OBJECTIVE: Could you extract every entry below and reproduce it exactly?

GIVEN INFORMATION:

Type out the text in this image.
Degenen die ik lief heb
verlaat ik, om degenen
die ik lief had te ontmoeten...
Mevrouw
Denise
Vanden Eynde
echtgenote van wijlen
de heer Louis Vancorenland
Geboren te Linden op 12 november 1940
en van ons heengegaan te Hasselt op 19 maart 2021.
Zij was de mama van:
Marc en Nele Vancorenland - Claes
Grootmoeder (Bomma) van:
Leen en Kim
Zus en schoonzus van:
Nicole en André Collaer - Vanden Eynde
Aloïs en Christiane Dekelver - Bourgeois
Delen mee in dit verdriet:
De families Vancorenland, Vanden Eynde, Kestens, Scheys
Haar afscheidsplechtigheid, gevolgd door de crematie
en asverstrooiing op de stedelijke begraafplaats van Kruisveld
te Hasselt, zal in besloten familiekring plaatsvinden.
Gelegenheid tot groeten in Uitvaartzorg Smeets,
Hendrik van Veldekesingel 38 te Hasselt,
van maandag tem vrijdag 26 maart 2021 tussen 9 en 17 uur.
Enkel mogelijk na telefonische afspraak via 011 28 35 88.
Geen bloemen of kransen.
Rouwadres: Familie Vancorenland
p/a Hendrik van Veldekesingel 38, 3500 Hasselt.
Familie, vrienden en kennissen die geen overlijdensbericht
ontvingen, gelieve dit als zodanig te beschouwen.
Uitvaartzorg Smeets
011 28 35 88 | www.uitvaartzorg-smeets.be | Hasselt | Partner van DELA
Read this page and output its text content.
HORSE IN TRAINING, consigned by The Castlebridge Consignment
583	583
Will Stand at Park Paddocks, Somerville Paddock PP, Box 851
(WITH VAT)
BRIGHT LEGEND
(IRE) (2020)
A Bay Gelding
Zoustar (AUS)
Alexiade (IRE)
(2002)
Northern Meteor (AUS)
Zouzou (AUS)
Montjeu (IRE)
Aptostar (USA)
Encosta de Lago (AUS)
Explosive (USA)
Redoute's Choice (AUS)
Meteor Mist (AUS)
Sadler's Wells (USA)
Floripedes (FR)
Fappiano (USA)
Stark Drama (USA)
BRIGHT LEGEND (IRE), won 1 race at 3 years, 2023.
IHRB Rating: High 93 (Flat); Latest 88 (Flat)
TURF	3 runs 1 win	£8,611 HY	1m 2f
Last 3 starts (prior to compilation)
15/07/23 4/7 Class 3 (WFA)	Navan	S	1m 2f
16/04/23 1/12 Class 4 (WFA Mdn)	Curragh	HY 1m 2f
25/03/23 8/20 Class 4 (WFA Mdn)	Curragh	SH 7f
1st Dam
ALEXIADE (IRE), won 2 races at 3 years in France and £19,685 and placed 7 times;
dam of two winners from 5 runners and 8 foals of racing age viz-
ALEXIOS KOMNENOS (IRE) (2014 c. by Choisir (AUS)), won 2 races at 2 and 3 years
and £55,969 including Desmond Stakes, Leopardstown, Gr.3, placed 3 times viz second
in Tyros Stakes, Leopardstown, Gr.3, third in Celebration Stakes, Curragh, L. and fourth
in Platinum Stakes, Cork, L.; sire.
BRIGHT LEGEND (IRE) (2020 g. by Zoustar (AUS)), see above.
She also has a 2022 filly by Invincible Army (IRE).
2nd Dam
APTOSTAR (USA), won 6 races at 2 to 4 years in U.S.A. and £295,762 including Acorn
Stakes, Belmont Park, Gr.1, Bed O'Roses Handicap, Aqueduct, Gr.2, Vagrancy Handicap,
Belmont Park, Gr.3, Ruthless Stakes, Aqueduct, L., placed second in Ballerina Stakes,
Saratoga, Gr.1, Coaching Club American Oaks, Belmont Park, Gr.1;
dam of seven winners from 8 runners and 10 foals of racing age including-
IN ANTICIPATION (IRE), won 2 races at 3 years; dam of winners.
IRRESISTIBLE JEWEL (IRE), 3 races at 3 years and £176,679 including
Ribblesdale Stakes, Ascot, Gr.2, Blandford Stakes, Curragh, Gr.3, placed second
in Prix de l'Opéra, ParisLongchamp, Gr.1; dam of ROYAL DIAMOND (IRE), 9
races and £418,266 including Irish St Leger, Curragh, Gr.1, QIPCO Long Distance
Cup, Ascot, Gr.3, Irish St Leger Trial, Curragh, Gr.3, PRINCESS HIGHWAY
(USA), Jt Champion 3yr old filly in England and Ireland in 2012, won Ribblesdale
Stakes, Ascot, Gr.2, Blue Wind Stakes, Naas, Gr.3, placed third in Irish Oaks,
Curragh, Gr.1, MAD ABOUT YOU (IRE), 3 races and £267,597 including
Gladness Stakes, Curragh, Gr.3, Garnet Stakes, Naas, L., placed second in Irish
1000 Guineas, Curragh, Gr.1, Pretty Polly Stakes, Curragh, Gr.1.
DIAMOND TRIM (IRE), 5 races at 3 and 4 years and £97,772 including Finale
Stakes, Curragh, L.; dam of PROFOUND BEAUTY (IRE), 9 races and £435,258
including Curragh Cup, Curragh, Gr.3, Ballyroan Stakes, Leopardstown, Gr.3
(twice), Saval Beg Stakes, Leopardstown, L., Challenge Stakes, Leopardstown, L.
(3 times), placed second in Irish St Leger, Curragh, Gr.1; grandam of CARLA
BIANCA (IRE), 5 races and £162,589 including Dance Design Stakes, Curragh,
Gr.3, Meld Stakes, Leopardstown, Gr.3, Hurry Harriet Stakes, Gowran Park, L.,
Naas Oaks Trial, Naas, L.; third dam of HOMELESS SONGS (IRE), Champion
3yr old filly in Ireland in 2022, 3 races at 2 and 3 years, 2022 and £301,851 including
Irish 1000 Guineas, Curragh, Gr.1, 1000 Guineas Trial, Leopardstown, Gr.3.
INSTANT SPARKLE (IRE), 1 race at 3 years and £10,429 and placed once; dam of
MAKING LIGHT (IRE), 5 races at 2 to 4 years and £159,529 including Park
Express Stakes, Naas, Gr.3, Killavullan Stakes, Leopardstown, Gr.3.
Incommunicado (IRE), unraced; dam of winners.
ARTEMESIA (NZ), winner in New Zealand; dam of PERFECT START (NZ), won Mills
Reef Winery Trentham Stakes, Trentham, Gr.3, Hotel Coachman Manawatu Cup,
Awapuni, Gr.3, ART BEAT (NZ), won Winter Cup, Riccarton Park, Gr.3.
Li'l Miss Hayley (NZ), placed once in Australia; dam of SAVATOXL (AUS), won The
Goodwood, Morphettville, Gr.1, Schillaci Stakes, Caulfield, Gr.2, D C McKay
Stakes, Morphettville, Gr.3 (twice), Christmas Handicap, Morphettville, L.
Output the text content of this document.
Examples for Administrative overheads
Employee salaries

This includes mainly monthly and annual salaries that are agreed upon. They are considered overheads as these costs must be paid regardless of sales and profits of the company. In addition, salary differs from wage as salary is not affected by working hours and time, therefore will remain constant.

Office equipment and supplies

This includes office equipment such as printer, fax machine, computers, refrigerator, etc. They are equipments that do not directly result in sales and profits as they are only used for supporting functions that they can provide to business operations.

THE COMPLETED TASK:
Type out the text in this image.
Degenen die ik lief heb
verlaat ik, om degenen
die ik lief had te ontmoeten...
Mevrouw
Denise
Vanden Eynde
echtgenote van wijlen
de heer Louis Vancorenland
Geboren te Linden op 12 november 1940
en van ons heengegaan te Hasselt op 19 maart 2021.
Zij was de mama van:
Marc en Nele Vancorenland - Claes
Grootmoeder (Bomma) van:
Leen en Kim
Zus en schoonzus van:
Nicole en André Collaer - Vanden Eynde
Aloïs en Christiane Dekelver - Bourgeois
Delen mee in dit verdriet:
De families Vancorenland, Vanden Eynde, Kestens, Scheys
Haar afscheidsplechtigheid, gevolgd door de crematie
en asverstrooiing op de stedelijke begraafplaats van Kruisveld
te Hasselt, zal in besloten familiekring plaatsvinden.
Gelegenheid tot groeten in Uitvaartzorg Smeets,
Hendrik van Veldekesingel 38 te Hasselt,
van maandag tem vrijdag 26 maart 2021 tussen 9 en 17 uur.
Enkel mogelijk na telefonische afspraak via 011 28 35 88.
Geen bloemen of kransen.
Rouwadres: Familie Vancorenland
p/a Hendrik van Veldekesingel 38, 3500 Hasselt.
Familie, vrienden en kennissen die geen overlijdensbericht
ontvingen, gelieve dit als zodanig te beschouwen.
Uitvaartzorg Smeets
011 28 35 88 | www.uitvaartzorg-smeets.be | Hasselt | Partner van DELA
Read this page and output its text content.
HORSE IN TRAINING, consigned by The Castlebridge Consignment
583	583
Will Stand at Park Paddocks, Somerville Paddock PP, Box 851
(WITH VAT)
BRIGHT LEGEND
(IRE) (2020)
A Bay Gelding
Zoustar (AUS)
Alexiade (IRE)
(2002)
Northern Meteor (AUS)
Zouzou (AUS)
Montjeu (IRE)
Aptostar (USA)
Encosta de Lago (AUS)
Explosive (USA)
Redoute's Choice (AUS)
Meteor Mist (AUS)
Sadler's Wells (USA)
Floripedes (FR)
Fappiano (USA)
Stark Drama (USA)
BRIGHT LEGEND (IRE), won 1 race at 3 years, 2023.
IHRB Rating: High 93 (Flat); Latest 88 (Flat)
TURF	3 runs 1 win	£8,611 HY	1m 2f
Last 3 starts (prior to compilation)
15/07/23 4/7 Class 3 (WFA)	Navan	S	1m 2f
16/04/23 1/12 Class 4 (WFA Mdn)	Curragh	HY 1m 2f
25/03/23 8/20 Class 4 (WFA Mdn)	Curragh	SH 7f
1st Dam
ALEXIADE (IRE), won 2 races at 3 years in France and £19,685 and placed 7 times;
dam of two winners from 5 runners and 8 foals of racing age viz-
ALEXIOS KOMNENOS (IRE) (2014 c. by Choisir (AUS)), won 2 races at 2 and 3 years
and £55,969 including Desmond Stakes, Leopardstown, Gr.3, placed 3 times viz second
in Tyros Stakes, Leopardstown, Gr.3, third in Celebration Stakes, Curragh, L. and fourth
in Platinum Stakes, Cork, L.; sire.
BRIGHT LEGEND (IRE) (2020 g. by Zoustar (AUS)), see above.
She also has a 2022 filly by Invincible Army (IRE).
2nd Dam
APTOSTAR (USA), won 6 races at 2 to 4 years in U.S.A. and £295,762 including Acorn
Stakes, Belmont Park, Gr.1, Bed O'Roses Handicap, Aqueduct, Gr.2, Vagrancy Handicap,
Belmont Park, Gr.3, Ruthless Stakes, Aqueduct, L., placed second in Ballerina Stakes,
Saratoga, Gr.1, Coaching Club American Oaks, Belmont Park, Gr.1;
dam of seven winners from 8 runners and 10 foals of racing age including-
IN ANTICIPATION (IRE), won 2 races at 3 years; dam of winners.
IRRESISTIBLE JEWEL (IRE), 3 races at 3 years and £176,679 including
Ribblesdale Stakes, Ascot, Gr.2, Blandford Stakes, Curragh, Gr.3, placed second
in Prix de l'Opéra, ParisLongchamp, Gr.1; dam of ROYAL DIAMOND (IRE), 9
races and £418,266 including Irish St Leger, Curragh, Gr.1, QIPCO Long Distance
Cup, Ascot, Gr.3, Irish St Leger Trial, Curragh, Gr.3, PRINCESS HIGHWAY
(USA), Jt Champion 3yr old filly in England and Ireland in 2012, won Ribblesdale
Stakes, Ascot, Gr.2, Blue Wind Stakes, Naas, Gr.3, placed third in Irish Oaks,
Curragh, Gr.1, MAD ABOUT YOU (IRE), 3 races and £267,597 including
Gladness Stakes, Curragh, Gr.3, Garnet Stakes, Naas, L., placed second in Irish
1000 Guineas, Curragh, Gr.1, Pretty Polly Stakes, Curragh, Gr.1.
DIAMOND TRIM (IRE), 5 races at 3 and 4 years and £97,772 including Finale
Stakes, Curragh, L.; dam of PROFOUND BEAUTY (IRE), 9 races and £435,258
including Curragh Cup, Curragh, Gr.3, Ballyroan Stakes, Leopardstown, Gr.3
(twice), Saval Beg Stakes, Leopardstown, L., Challenge Stakes, Leopardstown, L.
(3 times), placed second in Irish St Leger, Curragh, Gr.1; grandam of CARLA
BIANCA (IRE), 5 races and £162,589 including Dance Design Stakes, Curragh,
Gr.3, Meld Stakes, Leopardstown, Gr.3, Hurry Harriet Stakes, Gowran Park, L.,
Naas Oaks Trial, Naas, L.; third dam of HOMELESS SONGS (IRE), Champion
3yr old filly in Ireland in 2022, 3 races at 2 and 3 years, 2022 and £301,851 including
Irish 1000 Guineas, Curragh, Gr.1, 1000 Guineas Trial, Leopardstown, Gr.3.
INSTANT SPARKLE (IRE), 1 race at 3 years and £10,429 and placed once; dam of
MAKING LIGHT (IRE), 5 races at 2 to 4 years and £159,529 including Park
Express Stakes, Naas, Gr.3, Killavullan Stakes, Leopardstown, Gr.3.
Incommunicado (IRE), unraced; dam of winners.
ARTEMESIA (NZ), winner in New Zealand; dam of PERFECT START (NZ), won Mills
Reef Winery Trentham Stakes, Trentham, Gr.3, Hotel Coachman Manawatu Cup,
Awapuni, Gr.3, ART BEAT (NZ), won Winter Cup, Riccarton Park, Gr.3.
Li'l Miss Hayley (NZ), placed once in Australia; dam of SAVATOXL (AUS), won The
Goodwood, Morphettville, Gr.1, Schillaci Stakes, Caulfield, Gr.2, D C McKay
Stakes, Morphettville, Gr.3 (twice), Christmas Handicap, Morphettville, L.
Output the text content of this document.
Examples for Administrative overheads
Employee salaries

This includes mainly monthly and annual salaries that are agreed upon. They are considered overheads as these costs must be paid regardless of sales and profits of the company. In addition, salary differs from wage as salary is not affected by working hours and time, therefore will remain constant.

Office equipment and supplies

This includes office equipment such as printer, fax machine, computers, refrigerator, etc. They are equipments that do not directly result in sales and profits as they are only used for supporting functions that they can provide to business operations.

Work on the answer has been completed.